**Task directions:**
Return the listing below unchanged, minus its pictures.

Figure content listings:
########

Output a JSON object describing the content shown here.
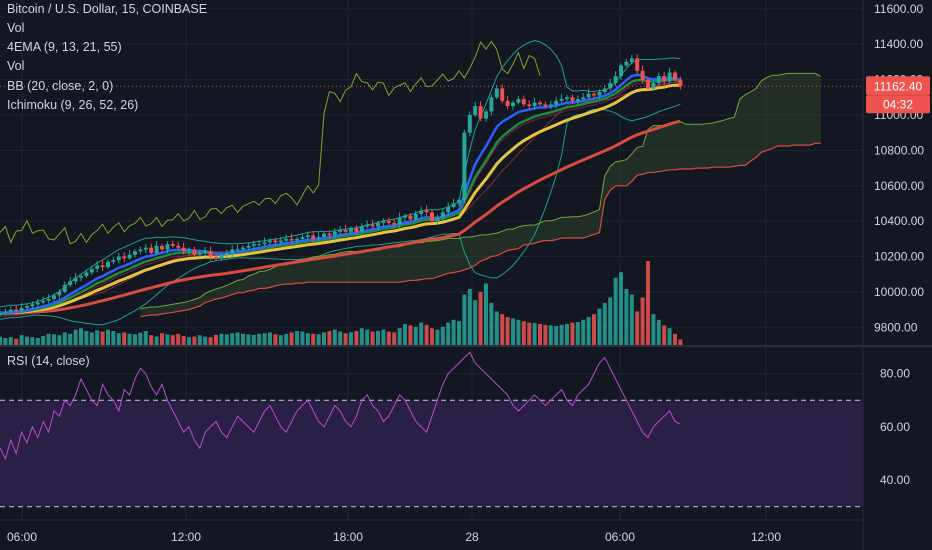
{
  "header": {
    "symbol": "Bitcoin / U.S. Dollar, 15, COINBASE",
    "indicators": [
      "Vol",
      "4EMA (9, 13, 21, 55)",
      "Vol",
      "BB (20, close, 2, 0)",
      "Ichimoku (9, 26, 52, 26)"
    ]
  },
  "rsi_header": "RSI (14, close)",
  "price_badge": {
    "value": "11162.40",
    "countdown": "04:32"
  },
  "colors": {
    "background": "#131722",
    "grid": "#1f2431",
    "text": "#d1d4dc",
    "candle_up": "#26a69a",
    "candle_down": "#ef5350",
    "ema9": "#2962ff",
    "ema13": "#1b8e3a",
    "ema21": "#e4c441",
    "ema55": "#d84c3f",
    "bb": "#1e9e8f",
    "ichimoku_span_a": "#6fa63a",
    "ichimoku_span_b": "#e0473f",
    "ichimoku_lagging": "#7fa52a",
    "rsi": "#b84ecb",
    "rsi_band": "#2a1f45",
    "price_line": "#ef5350"
  },
  "chart_data": [
    {
      "type": "candlestick",
      "title": "Bitcoin / U.S. Dollar, 15, COINBASE",
      "x_tick_labels": [
        "06:00",
        "12:00",
        "18:00",
        "28",
        "06:00",
        "12:00"
      ],
      "y_tick_labels": [
        "9800.00",
        "10000.00",
        "10200.00",
        "10400.00",
        "10600.00",
        "10800.00",
        "11000.00",
        "11200.00",
        "11400.00",
        "11600.00"
      ],
      "ylim": [
        9700,
        11650
      ],
      "grid": true,
      "last_price": 11162.4,
      "close_series": [
        9880,
        9890,
        9900,
        9890,
        9910,
        9920,
        9930,
        9940,
        9950,
        9960,
        9980,
        10000,
        10040,
        10060,
        10080,
        10090,
        10110,
        10130,
        10150,
        10140,
        10170,
        10180,
        10200,
        10190,
        10210,
        10230,
        10240,
        10250,
        10220,
        10260,
        10240,
        10270,
        10260,
        10250,
        10230,
        10240,
        10210,
        10220,
        10230,
        10200,
        10190,
        10210,
        10220,
        10240,
        10240,
        10250,
        10260,
        10270,
        10270,
        10280,
        10290,
        10280,
        10290,
        10300,
        10290,
        10300,
        10310,
        10320,
        10300,
        10310,
        10330,
        10320,
        10340,
        10350,
        10340,
        10360,
        10340,
        10370,
        10380,
        10370,
        10390,
        10400,
        10390,
        10380,
        10420,
        10430,
        10410,
        10440,
        10460,
        10450,
        10400,
        10420,
        10450,
        10480,
        10500,
        10520,
        10900,
        11000,
        11050,
        10980,
        11020,
        11100,
        11150,
        11080,
        11050,
        11070,
        11090,
        11060,
        11050,
        11070,
        11060,
        11050,
        11060,
        11080,
        11090,
        11100,
        11080,
        11090,
        11100,
        11120,
        11110,
        11130,
        11150,
        11180,
        11220,
        11280,
        11300,
        11320,
        11250,
        11200,
        11150,
        11180,
        11220,
        11190,
        11240,
        11200,
        11162
      ],
      "series": [
        {
          "name": "Vol",
          "values": [
            30,
            25,
            28,
            22,
            35,
            30,
            28,
            25,
            32,
            40,
            38,
            35,
            45,
            40,
            55,
            60,
            50,
            45,
            52,
            48,
            55,
            50,
            42,
            45,
            40,
            38,
            44,
            50,
            35,
            30,
            42,
            38,
            35,
            40,
            32,
            28,
            30,
            35,
            30,
            28,
            36,
            40,
            38,
            42,
            45,
            40,
            38,
            36,
            40,
            42,
            45,
            38,
            35,
            40,
            45,
            50,
            48,
            42,
            40,
            38,
            45,
            50,
            55,
            48,
            42,
            45,
            50,
            60,
            55,
            48,
            50,
            55,
            48,
            45,
            60,
            75,
            70,
            65,
            80,
            72,
            60,
            55,
            65,
            80,
            90,
            85,
            180,
            200,
            160,
            190,
            220,
            150,
            120,
            110,
            100,
            95,
            90,
            85,
            80,
            78,
            75,
            72,
            70,
            68,
            72,
            75,
            80,
            82,
            90,
            100,
            110,
            130,
            150,
            170,
            240,
            260,
            200,
            180,
            120,
            170,
            300,
            110,
            90,
            70,
            60,
            40,
            20
          ]
        },
        {
          "name": "RSI (14, close)",
          "values": [
            52,
            48,
            55,
            50,
            58,
            54,
            60,
            56,
            62,
            58,
            66,
            64,
            70,
            68,
            72,
            78,
            74,
            70,
            68,
            76,
            72,
            70,
            66,
            74,
            72,
            78,
            82,
            80,
            75,
            72,
            76,
            70,
            66,
            62,
            58,
            60,
            55,
            52,
            58,
            60,
            62,
            58,
            56,
            60,
            64,
            62,
            60,
            58,
            62,
            66,
            68,
            64,
            60,
            58,
            62,
            66,
            68,
            70,
            66,
            62,
            60,
            64,
            68,
            66,
            62,
            60,
            64,
            70,
            72,
            68,
            66,
            62,
            64,
            68,
            72,
            70,
            66,
            62,
            60,
            58,
            64,
            70,
            76,
            80,
            82,
            84,
            86,
            88,
            84,
            82,
            80,
            78,
            76,
            74,
            72,
            68,
            66,
            68,
            70,
            72,
            70,
            68,
            70,
            72,
            74,
            70,
            68,
            72,
            74,
            76,
            80,
            84,
            86,
            82,
            78,
            74,
            70,
            66,
            62,
            58,
            56,
            60,
            62,
            64,
            66,
            62,
            61
          ]
        }
      ]
    },
    {
      "type": "line",
      "title": "RSI (14, close)",
      "y_tick_labels": [
        "40.00",
        "60.00",
        "80.00"
      ],
      "ylim": [
        25,
        90
      ],
      "bands": [
        30,
        70
      ]
    }
  ]
}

########

**Answer to this problem:**
Output a JSON object describing the content shown here.
{
  "header": {
    "symbol": "Bitcoin / U.S. Dollar, 15, COINBASE",
    "indicators": [
      "Vol",
      "4EMA (9, 13, 21, 55)",
      "Vol",
      "BB (20, close, 2, 0)",
      "Ichimoku (9, 26, 52, 26)"
    ]
  },
  "rsi_header": "RSI (14, close)",
  "price_badge": {
    "value": "11162.40",
    "countdown": "04:32"
  },
  "colors": {
    "background": "#131722",
    "grid": "#1f2431",
    "text": "#d1d4dc",
    "candle_up": "#26a69a",
    "candle_down": "#ef5350",
    "ema9": "#2962ff",
    "ema13": "#1b8e3a",
    "ema21": "#e4c441",
    "ema55": "#d84c3f",
    "bb": "#1e9e8f",
    "ichimoku_span_a": "#6fa63a",
    "ichimoku_span_b": "#e0473f",
    "ichimoku_lagging": "#7fa52a",
    "rsi": "#b84ecb",
    "rsi_band": "#2a1f45",
    "price_line": "#ef5350"
  },
  "chart_data": [
    {
      "type": "candlestick",
      "title": "Bitcoin / U.S. Dollar, 15, COINBASE",
      "x_tick_labels": [
        "06:00",
        "12:00",
        "18:00",
        "28",
        "06:00",
        "12:00"
      ],
      "y_tick_labels": [
        "9800.00",
        "10000.00",
        "10200.00",
        "10400.00",
        "10600.00",
        "10800.00",
        "11000.00",
        "11200.00",
        "11400.00",
        "11600.00"
      ],
      "ylim": [
        9700,
        11650
      ],
      "grid": true,
      "last_price": 11162.4,
      "close_series": [
        9880,
        9890,
        9900,
        9890,
        9910,
        9920,
        9930,
        9940,
        9950,
        9960,
        9980,
        10000,
        10040,
        10060,
        10080,
        10090,
        10110,
        10130,
        10150,
        10140,
        10170,
        10180,
        10200,
        10190,
        10210,
        10230,
        10240,
        10250,
        10220,
        10260,
        10240,
        10270,
        10260,
        10250,
        10230,
        10240,
        10210,
        10220,
        10230,
        10200,
        10190,
        10210,
        10220,
        10240,
        10240,
        10250,
        10260,
        10270,
        10270,
        10280,
        10290,
        10280,
        10290,
        10300,
        10290,
        10300,
        10310,
        10320,
        10300,
        10310,
        10330,
        10320,
        10340,
        10350,
        10340,
        10360,
        10340,
        10370,
        10380,
        10370,
        10390,
        10400,
        10390,
        10380,
        10420,
        10430,
        10410,
        10440,
        10460,
        10450,
        10400,
        10420,
        10450,
        10480,
        10500,
        10520,
        10900,
        11000,
        11050,
        10980,
        11020,
        11100,
        11150,
        11080,
        11050,
        11070,
        11090,
        11060,
        11050,
        11070,
        11060,
        11050,
        11060,
        11080,
        11090,
        11100,
        11080,
        11090,
        11100,
        11120,
        11110,
        11130,
        11150,
        11180,
        11220,
        11280,
        11300,
        11320,
        11250,
        11200,
        11150,
        11180,
        11220,
        11190,
        11240,
        11200,
        11162
      ],
      "series": [
        {
          "name": "Vol",
          "values": [
            30,
            25,
            28,
            22,
            35,
            30,
            28,
            25,
            32,
            40,
            38,
            35,
            45,
            40,
            55,
            60,
            50,
            45,
            52,
            48,
            55,
            50,
            42,
            45,
            40,
            38,
            44,
            50,
            35,
            30,
            42,
            38,
            35,
            40,
            32,
            28,
            30,
            35,
            30,
            28,
            36,
            40,
            38,
            42,
            45,
            40,
            38,
            36,
            40,
            42,
            45,
            38,
            35,
            40,
            45,
            50,
            48,
            42,
            40,
            38,
            45,
            50,
            55,
            48,
            42,
            45,
            50,
            60,
            55,
            48,
            50,
            55,
            48,
            45,
            60,
            75,
            70,
            65,
            80,
            72,
            60,
            55,
            65,
            80,
            90,
            85,
            180,
            200,
            160,
            190,
            220,
            150,
            120,
            110,
            100,
            95,
            90,
            85,
            80,
            78,
            75,
            72,
            70,
            68,
            72,
            75,
            80,
            82,
            90,
            100,
            110,
            130,
            150,
            170,
            240,
            260,
            200,
            180,
            120,
            170,
            300,
            110,
            90,
            70,
            60,
            40,
            20
          ]
        },
        {
          "name": "RSI (14, close)",
          "values": [
            52,
            48,
            55,
            50,
            58,
            54,
            60,
            56,
            62,
            58,
            66,
            64,
            70,
            68,
            72,
            78,
            74,
            70,
            68,
            76,
            72,
            70,
            66,
            74,
            72,
            78,
            82,
            80,
            75,
            72,
            76,
            70,
            66,
            62,
            58,
            60,
            55,
            52,
            58,
            60,
            62,
            58,
            56,
            60,
            64,
            62,
            60,
            58,
            62,
            66,
            68,
            64,
            60,
            58,
            62,
            66,
            68,
            70,
            66,
            62,
            60,
            64,
            68,
            66,
            62,
            60,
            64,
            70,
            72,
            68,
            66,
            62,
            64,
            68,
            72,
            70,
            66,
            62,
            60,
            58,
            64,
            70,
            76,
            80,
            82,
            84,
            86,
            88,
            84,
            82,
            80,
            78,
            76,
            74,
            72,
            68,
            66,
            68,
            70,
            72,
            70,
            68,
            70,
            72,
            74,
            70,
            68,
            72,
            74,
            76,
            80,
            84,
            86,
            82,
            78,
            74,
            70,
            66,
            62,
            58,
            56,
            60,
            62,
            64,
            66,
            62,
            61
          ]
        }
      ]
    },
    {
      "type": "line",
      "title": "RSI (14, close)",
      "y_tick_labels": [
        "40.00",
        "60.00",
        "80.00"
      ],
      "ylim": [
        25,
        90
      ],
      "bands": [
        30,
        70
      ]
    }
  ]
}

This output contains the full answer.